- _SOURCE RECORDS_:
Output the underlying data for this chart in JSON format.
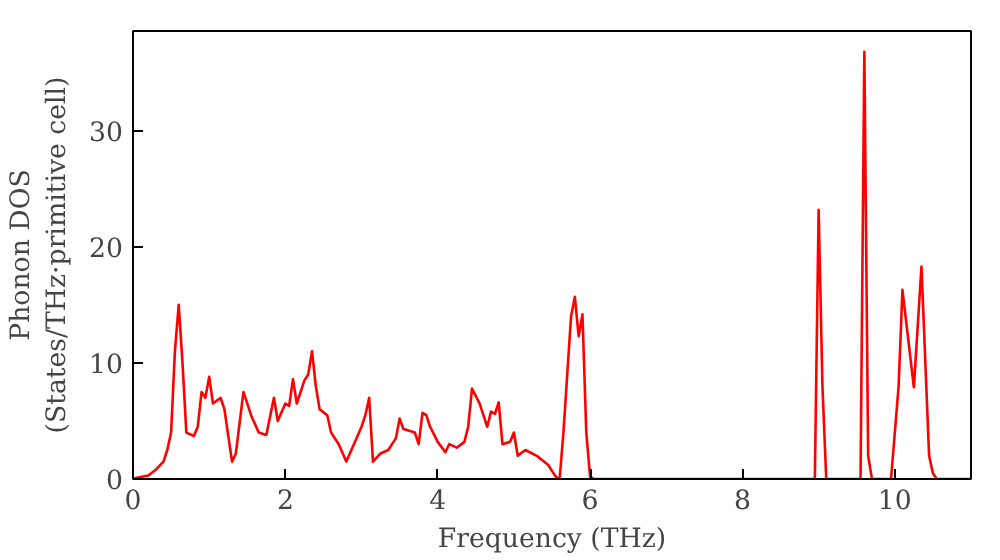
{
  "chart_data": {
    "type": "line",
    "xlabel": "Frequency (THz)",
    "ylabel": "Phonon DOS\n(States/THz·primitive cell)",
    "xlim": [
      0,
      11
    ],
    "ylim": [
      0,
      38.6
    ],
    "xticks": [
      0,
      2,
      4,
      6,
      8,
      10
    ],
    "yticks": [
      0,
      10,
      20,
      30
    ],
    "grid": false,
    "series": [
      {
        "color": "#ff0000",
        "x": [
          0,
          0.05,
          0.2,
          0.3,
          0.4,
          0.45,
          0.5,
          0.55,
          0.6,
          0.65,
          0.7,
          0.8,
          0.85,
          0.9,
          0.95,
          1.0,
          1.05,
          1.15,
          1.2,
          1.3,
          1.35,
          1.45,
          1.55,
          1.65,
          1.75,
          1.85,
          1.9,
          2.0,
          2.05,
          2.1,
          2.15,
          2.25,
          2.3,
          2.35,
          2.4,
          2.45,
          2.55,
          2.6,
          2.7,
          2.8,
          2.9,
          3.0,
          3.05,
          3.1,
          3.15,
          3.25,
          3.35,
          3.45,
          3.5,
          3.55,
          3.7,
          3.75,
          3.8,
          3.85,
          3.9,
          4.0,
          4.1,
          4.15,
          4.25,
          4.35,
          4.4,
          4.45,
          4.55,
          4.65,
          4.7,
          4.75,
          4.8,
          4.85,
          4.95,
          5.0,
          5.05,
          5.15,
          5.3,
          5.45,
          5.55,
          5.6,
          5.65,
          5.75,
          5.8,
          5.85,
          5.9,
          5.95,
          6.0,
          6.05,
          8.95,
          9.0,
          9.05,
          9.1,
          9.55,
          9.6,
          9.65,
          9.7,
          9.95,
          10.05,
          10.1,
          10.25,
          10.35,
          10.45,
          10.5,
          10.55,
          11
        ],
        "values": [
          0,
          0.1,
          0.3,
          0.8,
          1.5,
          2.5,
          4,
          11,
          15,
          10,
          4,
          3.7,
          4.5,
          7.5,
          7,
          8.8,
          6.5,
          7,
          6,
          1.5,
          2.2,
          7.5,
          5.5,
          4,
          3.8,
          7,
          5,
          6.5,
          6.3,
          8.6,
          6.5,
          8.5,
          9,
          11,
          8,
          6,
          5.5,
          4,
          3,
          1.5,
          3,
          4.5,
          5.5,
          7,
          1.5,
          2.2,
          2.5,
          3.5,
          5.2,
          4.3,
          4,
          3,
          5.7,
          5.5,
          4.5,
          3.2,
          2.3,
          3,
          2.7,
          3.2,
          4.5,
          7.8,
          6.5,
          4.5,
          5.8,
          5.6,
          6.6,
          3,
          3.2,
          4,
          2,
          2.5,
          2,
          1.2,
          0.2,
          0,
          4,
          14,
          15.7,
          12.3,
          14.2,
          4,
          0.2,
          0,
          0,
          23.2,
          8,
          0,
          0,
          36.8,
          2,
          0,
          0,
          8,
          16.3,
          7.9,
          18.3,
          2,
          0.5,
          0,
          0
        ]
      }
    ]
  }
}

- _REQUIRED WORK_: Omit all pictures while transcribing the entries verbatim.

- _EXERCISE OUTPUT_:
Output the underlying data for this chart in JSON format.
{
  "chart_data": {
    "type": "line",
    "xlabel": "Frequency (THz)",
    "ylabel": "Phonon DOS\n(States/THz·primitive cell)",
    "xlim": [
      0,
      11
    ],
    "ylim": [
      0,
      38.6
    ],
    "xticks": [
      0,
      2,
      4,
      6,
      8,
      10
    ],
    "yticks": [
      0,
      10,
      20,
      30
    ],
    "grid": false,
    "series": [
      {
        "color": "#ff0000",
        "x": [
          0,
          0.05,
          0.2,
          0.3,
          0.4,
          0.45,
          0.5,
          0.55,
          0.6,
          0.65,
          0.7,
          0.8,
          0.85,
          0.9,
          0.95,
          1.0,
          1.05,
          1.15,
          1.2,
          1.3,
          1.35,
          1.45,
          1.55,
          1.65,
          1.75,
          1.85,
          1.9,
          2.0,
          2.05,
          2.1,
          2.15,
          2.25,
          2.3,
          2.35,
          2.4,
          2.45,
          2.55,
          2.6,
          2.7,
          2.8,
          2.9,
          3.0,
          3.05,
          3.1,
          3.15,
          3.25,
          3.35,
          3.45,
          3.5,
          3.55,
          3.7,
          3.75,
          3.8,
          3.85,
          3.9,
          4.0,
          4.1,
          4.15,
          4.25,
          4.35,
          4.4,
          4.45,
          4.55,
          4.65,
          4.7,
          4.75,
          4.8,
          4.85,
          4.95,
          5.0,
          5.05,
          5.15,
          5.3,
          5.45,
          5.55,
          5.6,
          5.65,
          5.75,
          5.8,
          5.85,
          5.9,
          5.95,
          6.0,
          6.05,
          8.95,
          9.0,
          9.05,
          9.1,
          9.55,
          9.6,
          9.65,
          9.7,
          9.95,
          10.05,
          10.1,
          10.25,
          10.35,
          10.45,
          10.5,
          10.55,
          11
        ],
        "values": [
          0,
          0.1,
          0.3,
          0.8,
          1.5,
          2.5,
          4,
          11,
          15,
          10,
          4,
          3.7,
          4.5,
          7.5,
          7,
          8.8,
          6.5,
          7,
          6,
          1.5,
          2.2,
          7.5,
          5.5,
          4,
          3.8,
          7,
          5,
          6.5,
          6.3,
          8.6,
          6.5,
          8.5,
          9,
          11,
          8,
          6,
          5.5,
          4,
          3,
          1.5,
          3,
          4.5,
          5.5,
          7,
          1.5,
          2.2,
          2.5,
          3.5,
          5.2,
          4.3,
          4,
          3,
          5.7,
          5.5,
          4.5,
          3.2,
          2.3,
          3,
          2.7,
          3.2,
          4.5,
          7.8,
          6.5,
          4.5,
          5.8,
          5.6,
          6.6,
          3,
          3.2,
          4,
          2,
          2.5,
          2,
          1.2,
          0.2,
          0,
          4,
          14,
          15.7,
          12.3,
          14.2,
          4,
          0.2,
          0,
          0,
          23.2,
          8,
          0,
          0,
          36.8,
          2,
          0,
          0,
          8,
          16.3,
          7.9,
          18.3,
          2,
          0.5,
          0,
          0
        ]
      }
    ]
  }
}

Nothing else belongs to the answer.